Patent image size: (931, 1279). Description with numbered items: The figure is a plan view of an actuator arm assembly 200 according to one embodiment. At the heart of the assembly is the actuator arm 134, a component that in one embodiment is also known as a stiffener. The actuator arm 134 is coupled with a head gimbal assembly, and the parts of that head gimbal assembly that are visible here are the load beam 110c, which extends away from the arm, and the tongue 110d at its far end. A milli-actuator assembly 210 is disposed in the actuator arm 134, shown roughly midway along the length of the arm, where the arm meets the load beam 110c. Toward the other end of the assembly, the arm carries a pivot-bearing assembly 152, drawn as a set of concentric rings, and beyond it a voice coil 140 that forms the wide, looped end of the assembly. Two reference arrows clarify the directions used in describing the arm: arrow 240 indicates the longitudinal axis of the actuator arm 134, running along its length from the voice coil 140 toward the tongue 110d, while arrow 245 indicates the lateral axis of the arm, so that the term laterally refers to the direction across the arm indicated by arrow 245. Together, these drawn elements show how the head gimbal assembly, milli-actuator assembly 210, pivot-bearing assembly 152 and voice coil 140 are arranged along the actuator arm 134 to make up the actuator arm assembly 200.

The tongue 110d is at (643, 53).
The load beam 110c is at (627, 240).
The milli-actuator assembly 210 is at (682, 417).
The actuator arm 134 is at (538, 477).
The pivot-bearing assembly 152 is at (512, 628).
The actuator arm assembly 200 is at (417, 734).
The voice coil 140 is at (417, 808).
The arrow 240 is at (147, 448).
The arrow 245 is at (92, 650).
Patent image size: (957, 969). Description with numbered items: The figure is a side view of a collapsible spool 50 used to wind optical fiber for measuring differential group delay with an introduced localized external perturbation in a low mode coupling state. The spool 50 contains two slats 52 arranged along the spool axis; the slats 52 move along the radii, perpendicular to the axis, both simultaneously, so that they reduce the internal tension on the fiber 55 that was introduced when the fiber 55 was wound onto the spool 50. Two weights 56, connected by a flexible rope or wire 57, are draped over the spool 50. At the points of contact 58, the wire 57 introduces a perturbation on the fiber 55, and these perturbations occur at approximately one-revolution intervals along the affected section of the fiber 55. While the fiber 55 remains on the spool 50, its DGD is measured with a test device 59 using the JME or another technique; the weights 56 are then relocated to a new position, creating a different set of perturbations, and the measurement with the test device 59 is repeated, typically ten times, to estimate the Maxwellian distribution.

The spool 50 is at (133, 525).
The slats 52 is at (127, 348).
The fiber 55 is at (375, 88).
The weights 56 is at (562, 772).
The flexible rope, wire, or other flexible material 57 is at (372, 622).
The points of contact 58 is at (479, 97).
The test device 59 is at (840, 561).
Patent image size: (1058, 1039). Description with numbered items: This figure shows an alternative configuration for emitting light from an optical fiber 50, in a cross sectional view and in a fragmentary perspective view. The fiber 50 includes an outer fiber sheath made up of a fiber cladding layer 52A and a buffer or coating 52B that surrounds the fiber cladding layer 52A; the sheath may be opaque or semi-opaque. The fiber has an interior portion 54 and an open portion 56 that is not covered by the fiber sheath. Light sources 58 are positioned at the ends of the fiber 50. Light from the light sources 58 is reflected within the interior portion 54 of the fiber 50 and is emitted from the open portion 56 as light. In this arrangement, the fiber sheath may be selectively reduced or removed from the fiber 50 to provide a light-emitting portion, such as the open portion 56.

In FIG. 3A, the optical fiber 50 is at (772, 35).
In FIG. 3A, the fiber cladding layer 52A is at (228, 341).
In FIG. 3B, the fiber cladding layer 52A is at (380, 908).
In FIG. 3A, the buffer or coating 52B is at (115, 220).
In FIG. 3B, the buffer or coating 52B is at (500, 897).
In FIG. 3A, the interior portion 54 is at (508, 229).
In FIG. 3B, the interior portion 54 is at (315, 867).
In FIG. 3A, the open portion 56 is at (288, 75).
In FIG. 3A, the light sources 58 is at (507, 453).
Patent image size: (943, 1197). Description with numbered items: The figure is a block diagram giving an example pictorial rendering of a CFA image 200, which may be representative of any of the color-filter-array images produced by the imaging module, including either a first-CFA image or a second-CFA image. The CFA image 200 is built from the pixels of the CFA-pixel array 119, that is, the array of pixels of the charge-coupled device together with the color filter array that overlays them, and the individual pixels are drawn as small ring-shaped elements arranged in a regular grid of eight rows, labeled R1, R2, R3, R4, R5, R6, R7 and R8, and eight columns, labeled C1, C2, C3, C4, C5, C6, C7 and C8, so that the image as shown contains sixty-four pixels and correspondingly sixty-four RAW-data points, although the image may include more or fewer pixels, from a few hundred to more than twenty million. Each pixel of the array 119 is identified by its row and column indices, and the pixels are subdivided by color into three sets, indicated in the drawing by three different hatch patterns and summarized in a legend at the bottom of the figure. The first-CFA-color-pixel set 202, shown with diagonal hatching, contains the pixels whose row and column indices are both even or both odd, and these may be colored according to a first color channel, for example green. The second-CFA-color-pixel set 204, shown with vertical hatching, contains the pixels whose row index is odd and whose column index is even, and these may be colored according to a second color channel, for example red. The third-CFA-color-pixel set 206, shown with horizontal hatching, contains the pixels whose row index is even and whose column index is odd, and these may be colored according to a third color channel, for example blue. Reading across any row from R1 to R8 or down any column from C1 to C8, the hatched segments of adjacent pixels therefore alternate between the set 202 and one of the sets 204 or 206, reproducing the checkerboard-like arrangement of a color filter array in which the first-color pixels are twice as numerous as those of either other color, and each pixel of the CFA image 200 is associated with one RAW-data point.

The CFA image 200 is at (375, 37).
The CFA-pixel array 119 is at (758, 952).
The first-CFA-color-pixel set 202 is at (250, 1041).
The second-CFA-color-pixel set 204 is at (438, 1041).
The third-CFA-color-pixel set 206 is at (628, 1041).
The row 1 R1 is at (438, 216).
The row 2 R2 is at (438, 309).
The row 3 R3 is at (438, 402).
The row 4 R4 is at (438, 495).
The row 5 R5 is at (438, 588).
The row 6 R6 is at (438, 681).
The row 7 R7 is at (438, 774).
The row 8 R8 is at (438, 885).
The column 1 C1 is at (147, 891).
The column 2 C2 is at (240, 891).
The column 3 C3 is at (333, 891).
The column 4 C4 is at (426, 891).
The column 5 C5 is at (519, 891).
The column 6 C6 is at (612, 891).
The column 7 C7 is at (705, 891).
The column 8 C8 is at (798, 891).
:::::
-- Description of the task --
Rewrite the lines of the records from the line with "Patent image size: (1058, 1039)." to the line with "In FIG. 3A, the light", changing "alternative configuration" to "alternate arrangement" and leaving all else as it stands. Return only those lines.

-- Written response --
Patent image size: (1058, 1039). Description with numbered items: This figure shows an alternate arrangement for emitting light from an optical fiber 50, in a cross sectional view and in a fragmentary perspective view. The fiber 50 includes an outer fiber sheath made up of a fiber cladding layer 52A and a buffer or coating 52B that surrounds the fiber cladding layer 52A; the sheath may be opaque or semi-opaque. The fiber has an interior portion 54 and an open portion 56 that is not covered by the fiber sheath. Light sources 58 are positioned at the ends of the fiber 50. Light from the light sources 58 is reflected within the interior portion 54 of the fiber 50 and is emitted from the open portion 56 as light. In this arrangement, the fiber sheath may be selectively reduced or removed from the fiber 50 to provide a light-emitting portion, such as the open portion 56.

In FIG. 3A, the optical fiber 50 is at (772, 35).
In FIG. 3A, the fiber cladding layer 52A is at (228, 341).
In FIG. 3B, the fiber cladding layer 52A is at (380, 908).
In FIG. 3A, the buffer or coating 52B is at (115, 220).
In FIG. 3B, the buffer or coating 52B is at (500, 897).
In FIG. 3A, the interior portion 54 is at (508, 229).
In FIG. 3B, the interior portion 54 is at (315, 867).
In FIG. 3A, the open portion 56 is at (288, 75).
In FIG. 3A, the light sources 58 is at (507, 453).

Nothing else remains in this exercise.